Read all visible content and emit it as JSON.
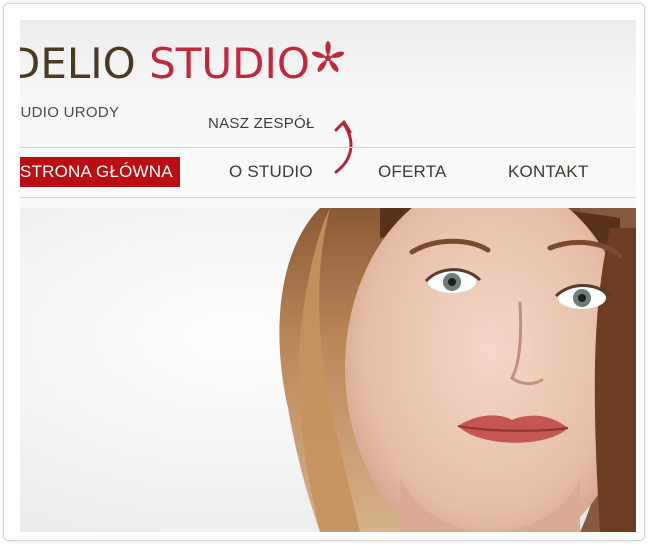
{
  "site": {
    "logo_part1": "DELIO",
    "logo_part2": "STUDIO",
    "tagline": "TUDIO URODY"
  },
  "subnav": {
    "link_label": "NASZ ZESPÓŁ"
  },
  "nav": {
    "items": [
      {
        "label": "STRONA GŁÓWNA",
        "active": true
      },
      {
        "label": "O STUDIO",
        "active": false
      },
      {
        "label": "OFERTA",
        "active": false
      },
      {
        "label": "KONTAKT",
        "active": false
      }
    ]
  },
  "hero": {
    "image_subject": "woman-portrait"
  },
  "colors": {
    "brand_dark": "#4a3a22",
    "brand_red": "#c0283c",
    "nav_active_bg": "#b80e14"
  },
  "icons": {
    "logo_mark": "flower-icon",
    "pointer": "curved-arrow-icon"
  }
}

__________

**EXERCISE GOAL**: Print each line of the material above exactly, with the pictures removed from your copy.

**EXERCISE OUTPUT**:
Read all visible content and emit it as JSON.
{
  "site": {
    "logo_part1": "DELIO",
    "logo_part2": "STUDIO",
    "tagline": "TUDIO URODY"
  },
  "subnav": {
    "link_label": "NASZ ZESPÓŁ"
  },
  "nav": {
    "items": [
      {
        "label": "STRONA GŁÓWNA",
        "active": true
      },
      {
        "label": "O STUDIO",
        "active": false
      },
      {
        "label": "OFERTA",
        "active": false
      },
      {
        "label": "KONTAKT",
        "active": false
      }
    ]
  },
  "hero": {
    "image_subject": "woman-portrait"
  },
  "colors": {
    "brand_dark": "#4a3a22",
    "brand_red": "#c0283c",
    "nav_active_bg": "#b80e14"
  },
  "icons": {
    "logo_mark": "flower-icon",
    "pointer": "curved-arrow-icon"
  }
}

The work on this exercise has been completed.